PROBLEM TO WORK ON
Return only the number of lines in the records below where the string "anderen" shows up.

DATASET EXCERPTS
[Start of Attachment]
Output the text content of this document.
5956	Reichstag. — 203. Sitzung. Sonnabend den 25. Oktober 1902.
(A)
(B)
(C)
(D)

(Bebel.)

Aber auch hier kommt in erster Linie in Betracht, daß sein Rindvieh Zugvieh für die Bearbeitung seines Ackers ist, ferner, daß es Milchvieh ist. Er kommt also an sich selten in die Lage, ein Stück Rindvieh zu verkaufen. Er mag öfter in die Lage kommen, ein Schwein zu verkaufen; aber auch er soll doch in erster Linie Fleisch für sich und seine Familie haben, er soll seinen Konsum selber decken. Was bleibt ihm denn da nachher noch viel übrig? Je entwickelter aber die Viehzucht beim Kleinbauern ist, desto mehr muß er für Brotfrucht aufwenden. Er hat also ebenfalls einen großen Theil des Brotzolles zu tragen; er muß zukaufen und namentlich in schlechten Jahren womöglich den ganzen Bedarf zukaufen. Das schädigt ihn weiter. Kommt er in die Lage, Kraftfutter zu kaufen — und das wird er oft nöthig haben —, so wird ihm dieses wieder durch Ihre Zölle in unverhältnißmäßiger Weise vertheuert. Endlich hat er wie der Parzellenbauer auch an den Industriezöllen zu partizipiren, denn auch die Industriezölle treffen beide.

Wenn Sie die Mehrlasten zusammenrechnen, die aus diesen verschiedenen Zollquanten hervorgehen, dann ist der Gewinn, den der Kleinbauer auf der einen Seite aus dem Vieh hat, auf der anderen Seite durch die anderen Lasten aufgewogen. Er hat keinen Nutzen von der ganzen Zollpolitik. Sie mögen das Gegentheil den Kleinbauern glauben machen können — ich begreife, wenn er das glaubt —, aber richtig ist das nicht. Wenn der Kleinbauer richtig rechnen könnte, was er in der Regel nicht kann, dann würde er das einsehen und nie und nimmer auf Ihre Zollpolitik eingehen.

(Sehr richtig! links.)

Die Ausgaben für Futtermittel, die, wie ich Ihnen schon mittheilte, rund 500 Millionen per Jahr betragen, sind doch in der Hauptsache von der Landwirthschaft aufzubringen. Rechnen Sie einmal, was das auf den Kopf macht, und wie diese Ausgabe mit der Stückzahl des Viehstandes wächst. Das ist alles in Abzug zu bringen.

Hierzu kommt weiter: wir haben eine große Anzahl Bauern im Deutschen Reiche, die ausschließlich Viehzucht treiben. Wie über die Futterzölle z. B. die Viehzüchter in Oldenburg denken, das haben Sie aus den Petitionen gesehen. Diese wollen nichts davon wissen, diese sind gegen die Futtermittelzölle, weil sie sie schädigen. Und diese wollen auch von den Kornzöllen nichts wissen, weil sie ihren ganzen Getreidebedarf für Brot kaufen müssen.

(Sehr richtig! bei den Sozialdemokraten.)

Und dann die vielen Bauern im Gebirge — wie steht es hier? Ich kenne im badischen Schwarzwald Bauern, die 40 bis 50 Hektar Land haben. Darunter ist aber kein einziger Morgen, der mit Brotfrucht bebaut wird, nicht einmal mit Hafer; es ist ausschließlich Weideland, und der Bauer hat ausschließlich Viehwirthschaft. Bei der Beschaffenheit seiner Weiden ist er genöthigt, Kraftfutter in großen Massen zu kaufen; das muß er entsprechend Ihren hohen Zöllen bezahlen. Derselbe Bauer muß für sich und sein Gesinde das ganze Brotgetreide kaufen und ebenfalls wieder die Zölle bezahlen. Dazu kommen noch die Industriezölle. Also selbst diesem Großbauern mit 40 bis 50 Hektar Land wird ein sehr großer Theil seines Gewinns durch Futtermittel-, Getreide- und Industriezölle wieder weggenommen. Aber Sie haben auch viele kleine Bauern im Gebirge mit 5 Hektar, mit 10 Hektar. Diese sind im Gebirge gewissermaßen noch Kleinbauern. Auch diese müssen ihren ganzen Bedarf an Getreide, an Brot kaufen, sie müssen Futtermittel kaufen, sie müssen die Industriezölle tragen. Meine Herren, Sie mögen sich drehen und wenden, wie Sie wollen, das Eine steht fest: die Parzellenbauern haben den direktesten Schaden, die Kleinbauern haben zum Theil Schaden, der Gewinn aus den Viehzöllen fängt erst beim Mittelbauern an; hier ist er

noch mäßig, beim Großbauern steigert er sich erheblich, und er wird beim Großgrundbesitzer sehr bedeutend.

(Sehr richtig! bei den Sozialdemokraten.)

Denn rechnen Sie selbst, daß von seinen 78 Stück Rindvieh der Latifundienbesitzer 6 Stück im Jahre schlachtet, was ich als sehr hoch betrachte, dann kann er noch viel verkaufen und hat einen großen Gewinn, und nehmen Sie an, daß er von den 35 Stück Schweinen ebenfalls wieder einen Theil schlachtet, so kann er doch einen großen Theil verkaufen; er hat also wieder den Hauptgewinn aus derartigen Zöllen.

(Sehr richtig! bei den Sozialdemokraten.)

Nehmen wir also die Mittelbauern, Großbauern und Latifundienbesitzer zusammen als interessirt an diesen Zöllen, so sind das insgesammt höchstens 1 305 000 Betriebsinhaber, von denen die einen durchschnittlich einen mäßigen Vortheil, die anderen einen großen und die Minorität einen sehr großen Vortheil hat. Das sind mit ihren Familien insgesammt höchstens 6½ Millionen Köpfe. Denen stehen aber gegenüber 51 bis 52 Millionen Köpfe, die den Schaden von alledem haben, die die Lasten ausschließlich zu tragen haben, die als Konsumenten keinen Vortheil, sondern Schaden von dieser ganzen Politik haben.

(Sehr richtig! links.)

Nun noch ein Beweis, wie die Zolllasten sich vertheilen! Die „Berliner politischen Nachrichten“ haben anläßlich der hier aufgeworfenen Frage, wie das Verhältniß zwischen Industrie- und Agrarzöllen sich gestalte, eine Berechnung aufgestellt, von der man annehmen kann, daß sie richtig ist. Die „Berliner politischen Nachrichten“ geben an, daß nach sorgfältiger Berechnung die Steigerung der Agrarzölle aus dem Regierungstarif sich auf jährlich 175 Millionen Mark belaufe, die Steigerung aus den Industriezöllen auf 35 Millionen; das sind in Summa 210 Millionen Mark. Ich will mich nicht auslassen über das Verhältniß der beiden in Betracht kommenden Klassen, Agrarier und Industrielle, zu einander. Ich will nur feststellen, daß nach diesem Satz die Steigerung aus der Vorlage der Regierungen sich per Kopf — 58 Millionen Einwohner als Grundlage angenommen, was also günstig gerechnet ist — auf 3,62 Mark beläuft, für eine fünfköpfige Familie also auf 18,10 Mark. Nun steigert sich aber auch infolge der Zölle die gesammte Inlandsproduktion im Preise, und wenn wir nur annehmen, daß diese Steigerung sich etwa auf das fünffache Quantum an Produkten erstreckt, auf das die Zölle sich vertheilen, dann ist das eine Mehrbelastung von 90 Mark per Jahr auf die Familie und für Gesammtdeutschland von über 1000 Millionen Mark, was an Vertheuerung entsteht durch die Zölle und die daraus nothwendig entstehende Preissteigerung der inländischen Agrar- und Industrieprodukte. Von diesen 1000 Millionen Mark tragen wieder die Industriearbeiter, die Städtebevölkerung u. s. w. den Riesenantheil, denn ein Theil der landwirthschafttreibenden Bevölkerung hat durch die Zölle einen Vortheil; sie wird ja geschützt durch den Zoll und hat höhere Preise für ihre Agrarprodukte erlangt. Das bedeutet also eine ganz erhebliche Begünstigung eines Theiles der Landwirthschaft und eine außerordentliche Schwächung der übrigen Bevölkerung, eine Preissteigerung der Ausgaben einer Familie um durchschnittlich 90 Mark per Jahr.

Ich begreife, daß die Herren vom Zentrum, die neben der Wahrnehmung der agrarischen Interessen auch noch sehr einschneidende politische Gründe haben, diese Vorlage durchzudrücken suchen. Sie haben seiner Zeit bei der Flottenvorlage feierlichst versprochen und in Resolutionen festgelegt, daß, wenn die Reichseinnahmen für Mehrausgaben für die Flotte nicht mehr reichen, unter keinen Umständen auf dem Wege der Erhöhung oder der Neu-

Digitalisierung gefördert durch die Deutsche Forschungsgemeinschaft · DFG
[End of Attachment]
EXERCISE OUTPUT
2